■ **Records contained in a dataset**:
^^^^^^^^^^^^^^^^

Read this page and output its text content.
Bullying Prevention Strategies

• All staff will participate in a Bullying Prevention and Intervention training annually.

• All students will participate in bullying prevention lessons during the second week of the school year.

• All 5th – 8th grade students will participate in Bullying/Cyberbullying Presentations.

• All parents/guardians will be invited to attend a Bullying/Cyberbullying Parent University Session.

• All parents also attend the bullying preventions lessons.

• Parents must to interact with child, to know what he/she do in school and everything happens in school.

^^^^^^^^^^^^^^^^

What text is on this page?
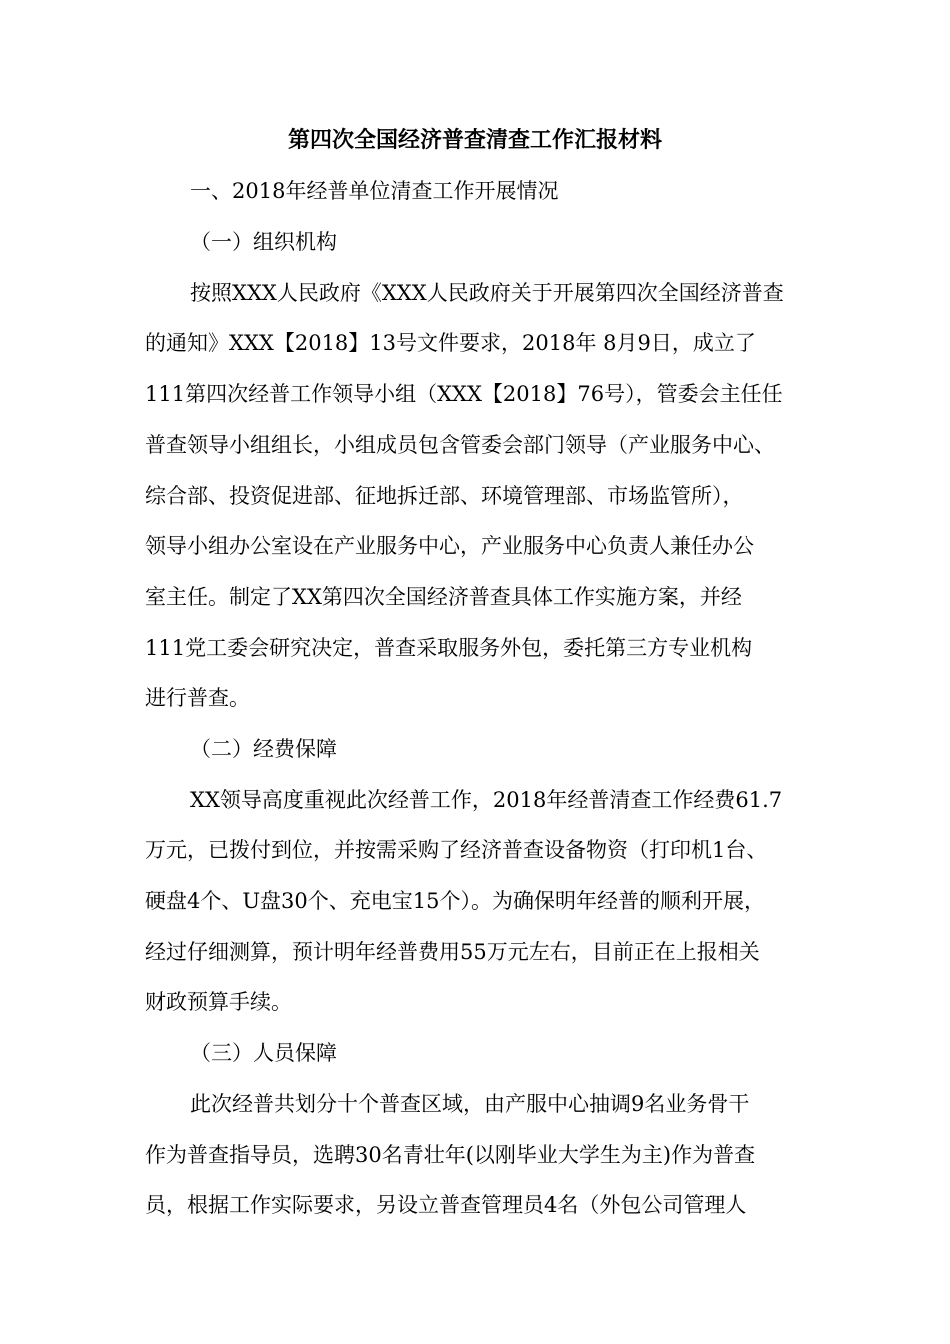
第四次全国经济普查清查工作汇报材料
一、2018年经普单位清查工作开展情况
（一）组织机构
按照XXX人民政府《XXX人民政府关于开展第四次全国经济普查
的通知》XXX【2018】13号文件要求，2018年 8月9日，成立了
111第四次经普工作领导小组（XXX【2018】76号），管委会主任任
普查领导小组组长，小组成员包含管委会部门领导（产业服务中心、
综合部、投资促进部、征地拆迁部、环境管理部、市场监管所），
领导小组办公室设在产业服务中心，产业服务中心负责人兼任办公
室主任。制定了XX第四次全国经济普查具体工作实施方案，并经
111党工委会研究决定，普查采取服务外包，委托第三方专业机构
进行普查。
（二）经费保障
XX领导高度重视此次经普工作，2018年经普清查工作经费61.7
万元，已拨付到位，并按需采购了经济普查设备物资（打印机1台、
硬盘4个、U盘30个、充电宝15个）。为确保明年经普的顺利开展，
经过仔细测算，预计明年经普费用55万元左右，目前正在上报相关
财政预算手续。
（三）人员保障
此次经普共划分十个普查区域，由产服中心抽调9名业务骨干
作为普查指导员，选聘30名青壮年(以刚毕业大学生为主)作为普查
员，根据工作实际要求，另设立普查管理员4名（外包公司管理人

^^^^^^^^^^^^^^^^

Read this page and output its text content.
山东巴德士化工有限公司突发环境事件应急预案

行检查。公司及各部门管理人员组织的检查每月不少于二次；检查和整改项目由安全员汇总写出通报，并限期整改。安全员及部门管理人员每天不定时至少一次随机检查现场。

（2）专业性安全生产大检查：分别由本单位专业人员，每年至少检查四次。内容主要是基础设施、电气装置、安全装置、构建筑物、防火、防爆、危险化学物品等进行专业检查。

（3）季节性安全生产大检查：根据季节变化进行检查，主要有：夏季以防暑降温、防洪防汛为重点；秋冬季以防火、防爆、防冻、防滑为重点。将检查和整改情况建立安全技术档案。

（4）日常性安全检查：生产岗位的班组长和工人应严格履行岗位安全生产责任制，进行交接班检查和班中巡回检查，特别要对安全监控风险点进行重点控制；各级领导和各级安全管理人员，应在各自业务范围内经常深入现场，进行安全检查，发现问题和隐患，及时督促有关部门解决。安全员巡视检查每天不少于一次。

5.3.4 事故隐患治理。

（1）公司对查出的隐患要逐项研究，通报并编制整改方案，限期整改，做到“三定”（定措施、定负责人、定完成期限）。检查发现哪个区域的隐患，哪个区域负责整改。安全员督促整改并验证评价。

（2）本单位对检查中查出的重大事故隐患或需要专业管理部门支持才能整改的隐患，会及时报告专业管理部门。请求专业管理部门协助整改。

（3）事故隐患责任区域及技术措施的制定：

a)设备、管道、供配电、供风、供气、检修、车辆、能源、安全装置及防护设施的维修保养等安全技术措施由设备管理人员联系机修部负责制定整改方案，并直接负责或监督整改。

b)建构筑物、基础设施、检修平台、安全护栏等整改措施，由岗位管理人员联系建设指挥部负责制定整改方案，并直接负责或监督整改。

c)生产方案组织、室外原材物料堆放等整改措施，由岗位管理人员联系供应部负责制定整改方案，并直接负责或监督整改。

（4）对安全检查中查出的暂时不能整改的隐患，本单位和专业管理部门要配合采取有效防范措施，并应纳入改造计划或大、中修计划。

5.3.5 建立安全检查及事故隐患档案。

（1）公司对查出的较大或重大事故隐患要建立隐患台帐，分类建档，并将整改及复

^^^^^^^^^^^^^^^^

■ **Problem to solve**: Select every line above that contains the word "lessons", and copy it.

■ **Exercise result**:
• All students will participate in bullying prevention lessons during the second week of the school year.
• All parents also attend the bullying preventions lessons.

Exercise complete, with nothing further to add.